▸ **Set problem**
Gather up the lines that contain "Montant".

-------- Data

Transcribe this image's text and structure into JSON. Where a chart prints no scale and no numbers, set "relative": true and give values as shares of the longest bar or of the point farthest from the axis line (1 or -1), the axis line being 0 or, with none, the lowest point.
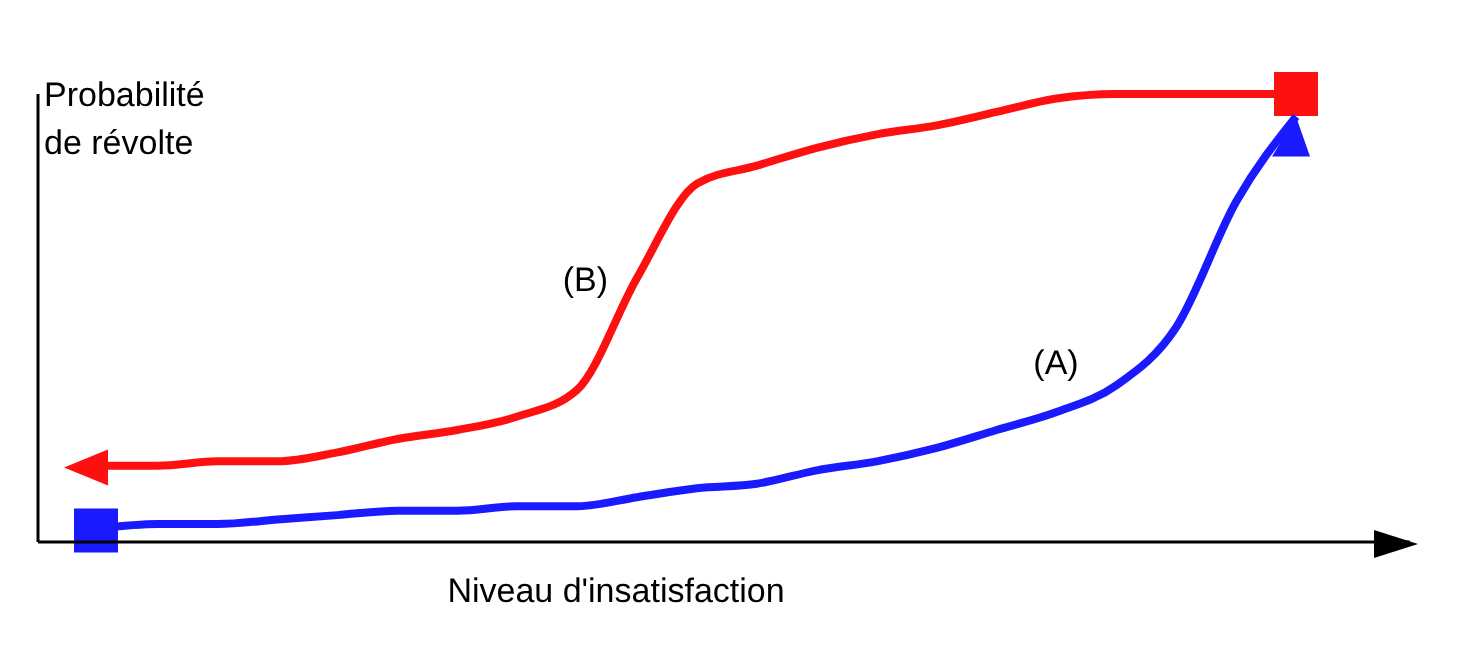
{
  "chart_data": {
    "type": "line",
    "relative": true,
    "xlabel": "Niveau d'insatisfaction",
    "ylabel": "Probabilité\nde révolte",
    "categories": [
      null,
      null,
      null,
      null,
      null,
      null,
      null,
      null,
      null,
      null,
      null,
      null,
      null,
      null,
      null,
      null,
      null,
      null,
      null,
      null,
      null
    ],
    "series": [
      {
        "name": "(A)",
        "color": "#1a1aff",
        "values": [
          0.03,
          0.04,
          0.04,
          0.05,
          0.06,
          0.07,
          0.07,
          0.08,
          0.08,
          0.1,
          0.12,
          0.13,
          0.16,
          0.18,
          0.21,
          0.25,
          0.29,
          0.35,
          0.48,
          0.76,
          0.95
        ]
      },
      {
        "name": "(B)",
        "color": "#ff1010",
        "values": [
          0.17,
          0.17,
          0.18,
          0.18,
          0.2,
          0.23,
          0.25,
          0.28,
          0.34,
          0.59,
          0.8,
          0.84,
          0.88,
          0.91,
          0.93,
          0.96,
          0.99,
          1,
          1,
          1,
          1
        ]
      }
    ]
  }
}
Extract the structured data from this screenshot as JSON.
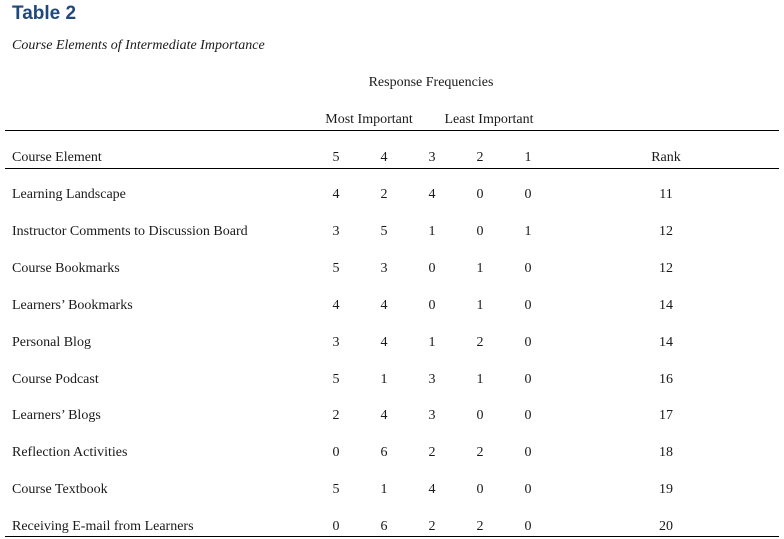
{
  "table": {
    "title": "Table 2",
    "caption": "Course Elements of Intermediate Importance",
    "group_header": "Response Frequencies",
    "most_important_label": "Most Important",
    "least_important_label": "Least Important",
    "columns": {
      "element": "Course Element",
      "c5": "5",
      "c4": "4",
      "c3": "3",
      "c2": "2",
      "c1": "1",
      "rank": "Rank"
    },
    "rows": [
      {
        "element": "Learning Landscape",
        "c5": "4",
        "c4": "2",
        "c3": "4",
        "c2": "0",
        "c1": "0",
        "rank": "11"
      },
      {
        "element": "Instructor Comments to Discussion Board",
        "c5": "3",
        "c4": "5",
        "c3": "1",
        "c2": "0",
        "c1": "1",
        "rank": "12"
      },
      {
        "element": "Course Bookmarks",
        "c5": "5",
        "c4": "3",
        "c3": "0",
        "c2": "1",
        "c1": "0",
        "rank": "12"
      },
      {
        "element": "Learners’ Bookmarks",
        "c5": "4",
        "c4": "4",
        "c3": "0",
        "c2": "1",
        "c1": "0",
        "rank": "14"
      },
      {
        "element": "Personal Blog",
        "c5": "3",
        "c4": "4",
        "c3": "1",
        "c2": "2",
        "c1": "0",
        "rank": "14"
      },
      {
        "element": "Course Podcast",
        "c5": "5",
        "c4": "1",
        "c3": "3",
        "c2": "1",
        "c1": "0",
        "rank": "16"
      },
      {
        "element": "Learners’ Blogs",
        "c5": "2",
        "c4": "4",
        "c3": "3",
        "c2": "0",
        "c1": "0",
        "rank": "17"
      },
      {
        "element": "Reflection Activities",
        "c5": "0",
        "c4": "6",
        "c3": "2",
        "c2": "2",
        "c1": "0",
        "rank": "18"
      },
      {
        "element": "Course Textbook",
        "c5": "5",
        "c4": "1",
        "c3": "4",
        "c2": "0",
        "c1": "0",
        "rank": "19"
      },
      {
        "element": "Receiving E-mail from Learners",
        "c5": "0",
        "c4": "6",
        "c3": "2",
        "c2": "2",
        "c1": "0",
        "rank": "20"
      }
    ]
  }
}
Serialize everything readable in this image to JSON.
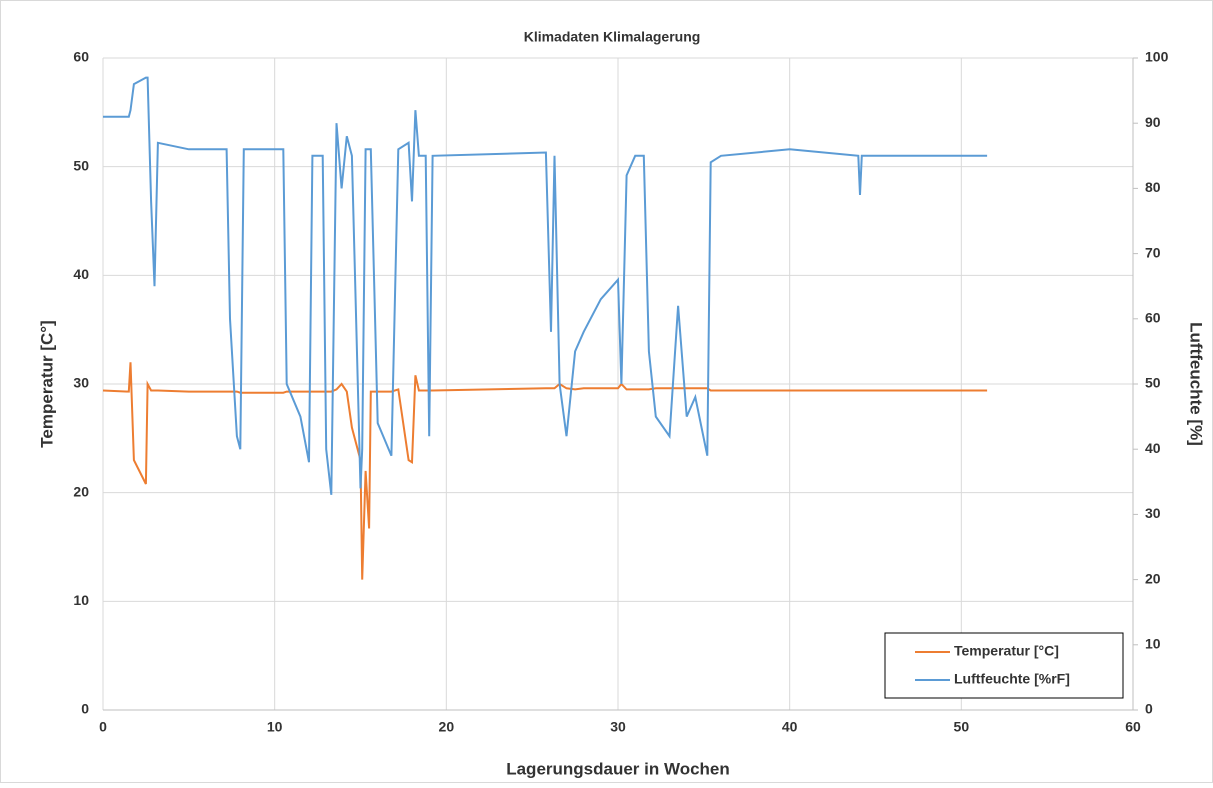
{
  "chart_data": {
    "type": "line",
    "title": "Klimadaten Klimalagerung",
    "x_label": "Lagerungsdauer in Wochen",
    "y_label": "Temperatur [C°]",
    "y2_label": "Luftfeuchte [%]",
    "x": [
      0,
      1.5,
      1.6,
      1.8,
      2.5,
      2.6,
      2.8,
      3.0,
      3.2,
      5,
      7.2,
      7.4,
      7.8,
      8.0,
      8.2,
      10.5,
      10.7,
      11.5,
      12,
      12.2,
      12.8,
      13.0,
      13.3,
      13.6,
      13.9,
      14.2,
      14.5,
      15,
      15.1,
      15.3,
      15.5,
      15.6,
      16.0,
      16.8,
      17.2,
      17.8,
      18.0,
      18.2,
      18.4,
      18.8,
      19.0,
      19.2,
      25.8,
      26.1,
      26.3,
      26.6,
      27,
      27.5,
      28,
      29,
      30,
      30.2,
      30.5,
      31.0,
      31.5,
      31.8,
      32.2,
      33,
      33.5,
      34,
      34.5,
      35.2,
      35.4,
      36,
      40,
      44,
      44.1,
      44.2,
      48,
      51.5
    ],
    "series": [
      {
        "name": "Temperatur [°C]",
        "color": "#ed7d31",
        "values": [
          29.4,
          29.3,
          32,
          23,
          20.8,
          30,
          29.4,
          29.4,
          29.4,
          29.3,
          29.3,
          29.3,
          29.3,
          29.2,
          29.2,
          29.2,
          29.3,
          29.3,
          29.3,
          29.3,
          29.3,
          29.3,
          29.3,
          29.5,
          30,
          29.3,
          26,
          23,
          12,
          22,
          16.7,
          29.3,
          29.3,
          29.3,
          29.5,
          23,
          22.8,
          30.8,
          29.4,
          29.4,
          29.4,
          29.4,
          29.6,
          29.6,
          29.6,
          30,
          29.6,
          29.5,
          29.6,
          29.6,
          29.6,
          30,
          29.5,
          29.5,
          29.5,
          29.5,
          29.6,
          29.6,
          29.6,
          29.6,
          29.6,
          29.6,
          29.4,
          29.4,
          29.4,
          29.4,
          29.4,
          29.4,
          29.4,
          29.4
        ]
      },
      {
        "name": "Luftfeuchte [%rF]",
        "color": "#5b9bd5",
        "axis": "y2",
        "values": [
          91,
          91,
          92,
          96,
          97,
          97,
          78,
          65,
          87,
          86,
          86,
          60,
          42,
          40,
          86,
          86,
          50,
          45,
          38,
          85,
          85,
          40,
          33,
          90,
          80,
          88,
          85,
          34,
          40,
          86,
          86,
          86,
          44,
          39,
          86,
          87,
          78,
          92,
          85,
          85,
          42,
          85,
          85.5,
          58,
          85,
          50,
          42,
          55,
          58,
          63,
          66,
          50,
          82,
          85,
          85,
          55,
          45,
          42,
          62,
          45,
          48,
          39,
          84,
          85,
          86,
          85,
          79,
          85,
          85,
          85
        ]
      }
    ],
    "xlim": [
      0,
      60
    ],
    "xticks": [
      0,
      10,
      20,
      30,
      40,
      50,
      60
    ],
    "ylim": [
      0,
      60
    ],
    "yticks": [
      0,
      10,
      20,
      30,
      40,
      50,
      60
    ],
    "y2lim": [
      0,
      100
    ],
    "y2ticks": [
      0,
      10,
      20,
      30,
      40,
      50,
      60,
      70,
      80,
      90,
      100
    ],
    "grid": true,
    "legend": "lower right"
  }
}
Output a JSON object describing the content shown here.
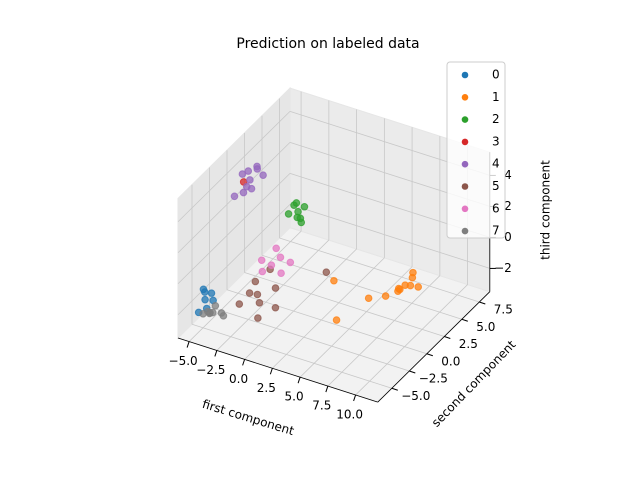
{
  "chart_data": {
    "type": "scatter3d",
    "title": "Prediction on labeled data",
    "xlabel": "first component",
    "ylabel": "second component",
    "zlabel": "third component",
    "xlim": [
      -6,
      12
    ],
    "ylim": [
      -7,
      9
    ],
    "zlim": [
      -3.5,
      5.5
    ],
    "xticks": [
      {
        "value": -5,
        "label": "−5.0"
      },
      {
        "value": -2.5,
        "label": "−2.5"
      },
      {
        "value": 0,
        "label": "0.0"
      },
      {
        "value": 2.5,
        "label": "2.5"
      },
      {
        "value": 5,
        "label": "5.0"
      },
      {
        "value": 7.5,
        "label": "7.5"
      },
      {
        "value": 10,
        "label": "10.0"
      }
    ],
    "yticks": [
      {
        "value": -5,
        "label": "−5.0"
      },
      {
        "value": -2.5,
        "label": "−2.5"
      },
      {
        "value": 0,
        "label": "0.0"
      },
      {
        "value": 2.5,
        "label": "2.5"
      },
      {
        "value": 5,
        "label": "5.0"
      },
      {
        "value": 7.5,
        "label": "7.5"
      }
    ],
    "zticks": [
      {
        "value": -2,
        "label": "−2"
      },
      0,
      2,
      4
    ],
    "grid": true,
    "series": [
      {
        "name": "0",
        "color": "#1f77b4",
        "x": [
          -5.2,
          -5.6,
          -4.8,
          -5.0,
          -5.4,
          -4.6,
          -5.1
        ],
        "y": [
          -4.4,
          -4.0,
          -4.8,
          -3.8,
          -5.0,
          -4.2,
          -4.6
        ],
        "z": [
          -2,
          -1.6,
          -2.3,
          -1.8,
          -2.6,
          -2.0,
          -1.4
        ]
      },
      {
        "name": "1",
        "color": "#ff7f0e",
        "x": [
          7.4,
          7.8,
          7.0,
          8.0,
          7.6,
          6.8,
          7.2,
          8.2,
          6.4,
          5.5,
          3.0,
          4.5
        ],
        "y": [
          4.2,
          4.6,
          3.8,
          4.0,
          5.0,
          4.4,
          3.6,
          4.8,
          3.0,
          2.0,
          1.0,
          -1.0
        ],
        "z": [
          -2,
          -1.6,
          -2.3,
          -1.8,
          -1.5,
          -2.5,
          -2.0,
          -2.2,
          -2.4,
          -2.3,
          -1.3,
          -2.6
        ]
      },
      {
        "name": "2",
        "color": "#2ca02c",
        "x": [
          0.4,
          0.0,
          0.8,
          0.2,
          0.6,
          -0.2,
          0.5,
          0.1
        ],
        "y": [
          0,
          0.4,
          -0.3,
          0.2,
          0.6,
          -0.4,
          0.3,
          -0.1
        ],
        "z": [
          3,
          3.3,
          2.8,
          2.5,
          3.1,
          2.9,
          2.2,
          3.4
        ]
      },
      {
        "name": "3",
        "color": "#d62728",
        "x": [
          -4.5
        ],
        "y": [
          0
        ],
        "z": [
          3.8
        ]
      },
      {
        "name": "4",
        "color": "#9467bd",
        "x": [
          -4,
          -4.4,
          -3.6,
          -4.8,
          -3.8,
          -4.2,
          -3.4,
          -5.2,
          -4.6,
          -3.0
        ],
        "y": [
          0.1,
          0.5,
          -0.3,
          0.3,
          0.8,
          -0.5,
          0.2,
          -0.2,
          0.6,
          0.4
        ],
        "z": [
          4,
          4.3,
          3.7,
          4.1,
          4.6,
          3.4,
          4.8,
          2.8,
          3.2,
          4.4
        ]
      },
      {
        "name": "5",
        "color": "#8c564b",
        "x": [
          -2,
          -2.5,
          -1.5,
          -1.0,
          -3.0,
          -2.2,
          -0.5,
          2.0,
          -1.8,
          -1.2
        ],
        "y": [
          -2,
          -1.5,
          -2.5,
          -1.0,
          -3.0,
          -2.8,
          -1.8,
          1.5,
          -0.5,
          -3.2
        ],
        "z": [
          -2,
          -1.5,
          -2.2,
          -1.8,
          -2.4,
          -1.6,
          -2.6,
          -1.2,
          -1.0,
          -2.8
        ]
      },
      {
        "name": "6",
        "color": "#e377c2",
        "x": [
          -2,
          -1.5,
          -2.5,
          -1,
          -2.2,
          -0.8,
          -3.0
        ],
        "y": [
          0,
          0.5,
          -0.5,
          -0.2,
          1.0,
          0.8,
          0.2
        ],
        "z": [
          -1,
          -0.6,
          -1.3,
          -1.2,
          -0.4,
          -0.9,
          -1.0
        ]
      },
      {
        "name": "7",
        "color": "#7f7f7f",
        "x": [
          -4.5,
          -4.0,
          -4.8,
          -3.6,
          -4.2,
          -5.0,
          -3.8,
          -4.4
        ],
        "y": [
          -4.8,
          -5.2,
          -4.4,
          -4.6,
          -5.6,
          -5.0,
          -4.0,
          -4.2
        ],
        "z": [
          -2.5,
          -2.2,
          -2.8,
          -2.4,
          -2.0,
          -2.6,
          -2.9,
          -2.3
        ]
      }
    ]
  }
}
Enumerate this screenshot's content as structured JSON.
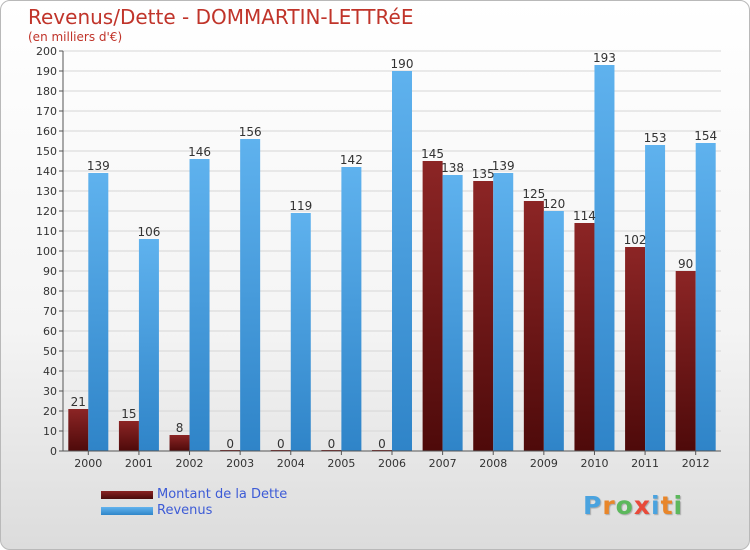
{
  "title": "Revenus/Dette - DOMMARTIN-LETTRéE",
  "subtitle": "(en milliers d'€)",
  "legend": [
    {
      "label": "Montant de la Dette",
      "color": "#7a1c1c"
    },
    {
      "label": "Revenus",
      "color": "#4fa3e3"
    }
  ],
  "logo": {
    "letters": [
      "P",
      "r",
      "o",
      "x",
      "i",
      "t",
      "i"
    ],
    "colors": [
      "#4aa3df",
      "#e8862a",
      "#5cb85c",
      "#e84a3a",
      "#4aa3df",
      "#e8862a",
      "#5cb85c"
    ]
  },
  "chart_data": {
    "type": "bar",
    "categories": [
      "2000",
      "2001",
      "2002",
      "2003",
      "2004",
      "2005",
      "2006",
      "2007",
      "2008",
      "2009",
      "2010",
      "2011",
      "2012"
    ],
    "series": [
      {
        "name": "Montant de la Dette",
        "color": "#7a1c1c",
        "values": [
          21,
          15,
          8,
          0,
          0,
          0,
          0,
          145,
          135,
          125,
          114,
          102,
          90
        ]
      },
      {
        "name": "Revenus",
        "color": "#4fa3e3",
        "values": [
          139,
          106,
          146,
          156,
          119,
          142,
          190,
          138,
          139,
          120,
          193,
          153,
          154
        ]
      }
    ],
    "ylim": [
      0,
      200
    ],
    "yticks": [
      "0",
      "10",
      "20",
      "30",
      "40",
      "50",
      "60",
      "70",
      "80",
      "90",
      "100",
      "110",
      "120",
      "130",
      "140",
      "150",
      "160",
      "170",
      "180",
      "190",
      "200"
    ],
    "grid": true
  }
}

----------------

▸ **Correct answer**
      "label": "Montant de la Dette",
        "name": "Montant de la Dette",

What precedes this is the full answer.